#### What the task requires:
Reproduce every entry below precisely; do not include the pictures.
>> START Input material
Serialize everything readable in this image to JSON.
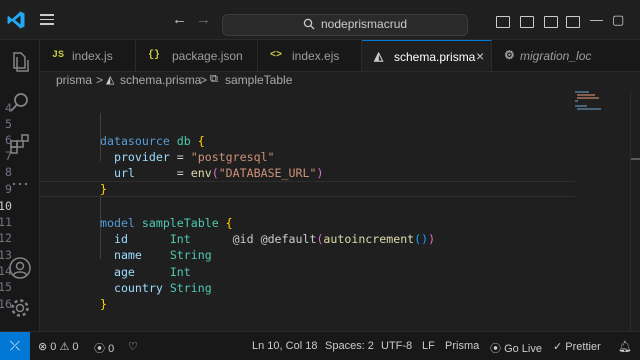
{
  "titlebar": {
    "search_text": "nodeprismacrud"
  },
  "tabs": [
    {
      "icon": "JS",
      "label": "index.js"
    },
    {
      "icon": "{}",
      "label": "package.json"
    },
    {
      "icon": "<>",
      "label": "index.ejs"
    },
    {
      "icon": "◭",
      "label": "schema.prisma",
      "close": "×"
    },
    {
      "icon": "⚙",
      "label": "migration_loc"
    }
  ],
  "breadcrumb": {
    "items": [
      "prisma",
      "schema.prisma",
      "sampleTable"
    ],
    "separator": ">"
  },
  "editor": {
    "line_numbers": [
      "4",
      "5",
      "6",
      "7",
      "8",
      "9",
      "10",
      "11",
      "12",
      "13",
      "14",
      "15",
      "16"
    ],
    "current_line": "10",
    "code": {
      "l4": "",
      "l5_kw": "datasource",
      "l5_name": "db",
      "l5_brace": "{",
      "l6_key": "provider",
      "l6_eq": " = ",
      "l6_val": "\"postgresql\"",
      "l7_key": "url",
      "l7_eq": "      = ",
      "l7_fn": "env",
      "l7_open": "(",
      "l7_val": "\"DATABASE_URL\"",
      "l7_close": ")",
      "l8_brace": "}",
      "l10_kw": "model",
      "l10_name": "sampleTable",
      "l10_brace": "{",
      "l11_field": "id",
      "l11_type": "Int",
      "l11_attr": "@id @default",
      "l11_p1": "(",
      "l11_fn": "autoincrement",
      "l11_p2": "()",
      "l11_p3": ")",
      "l12_field": "name",
      "l12_type": "String",
      "l13_field": "age",
      "l13_type": "Int",
      "l14_field": "country",
      "l14_type": "String",
      "l15_brace": "}"
    }
  },
  "statusbar": {
    "remote": "⤫",
    "errors": "0",
    "warnings": "0",
    "ports": "0",
    "position": "Ln 10, Col 18",
    "spaces": "Spaces: 2",
    "encoding": "UTF-8",
    "eol": "LF",
    "language": "Prisma",
    "golive": "Go Live",
    "prettier": "Prettier"
  },
  "colors": {
    "accent": "#0078d4",
    "editor_bg": "#1f1f1f",
    "sidebar_bg": "#181818"
  }
}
>> END Input material
#### Result:
Serialize everything readable in this image to JSON.
{
  "titlebar": {
    "search_text": "nodeprismacrud"
  },
  "tabs": [
    {
      "icon": "JS",
      "label": "index.js"
    },
    {
      "icon": "{}",
      "label": "package.json"
    },
    {
      "icon": "<>",
      "label": "index.ejs"
    },
    {
      "icon": "◭",
      "label": "schema.prisma",
      "close": "×"
    },
    {
      "icon": "⚙",
      "label": "migration_loc"
    }
  ],
  "breadcrumb": {
    "items": [
      "prisma",
      "schema.prisma",
      "sampleTable"
    ],
    "separator": ">"
  },
  "editor": {
    "line_numbers": [
      "4",
      "5",
      "6",
      "7",
      "8",
      "9",
      "10",
      "11",
      "12",
      "13",
      "14",
      "15",
      "16"
    ],
    "current_line": "10",
    "code": {
      "l4": "",
      "l5_kw": "datasource",
      "l5_name": "db",
      "l5_brace": "{",
      "l6_key": "provider",
      "l6_eq": " = ",
      "l6_val": "\"postgresql\"",
      "l7_key": "url",
      "l7_eq": "      = ",
      "l7_fn": "env",
      "l7_open": "(",
      "l7_val": "\"DATABASE_URL\"",
      "l7_close": ")",
      "l8_brace": "}",
      "l10_kw": "model",
      "l10_name": "sampleTable",
      "l10_brace": "{",
      "l11_field": "id",
      "l11_type": "Int",
      "l11_attr": "@id @default",
      "l11_p1": "(",
      "l11_fn": "autoincrement",
      "l11_p2": "()",
      "l11_p3": ")",
      "l12_field": "name",
      "l12_type": "String",
      "l13_field": "age",
      "l13_type": "Int",
      "l14_field": "country",
      "l14_type": "String",
      "l15_brace": "}"
    }
  },
  "statusbar": {
    "remote": "⤫",
    "errors": "0",
    "warnings": "0",
    "ports": "0",
    "position": "Ln 10, Col 18",
    "spaces": "Spaces: 2",
    "encoding": "UTF-8",
    "eol": "LF",
    "language": "Prisma",
    "golive": "Go Live",
    "prettier": "Prettier"
  },
  "colors": {
    "accent": "#0078d4",
    "editor_bg": "#1f1f1f",
    "sidebar_bg": "#181818"
  }
}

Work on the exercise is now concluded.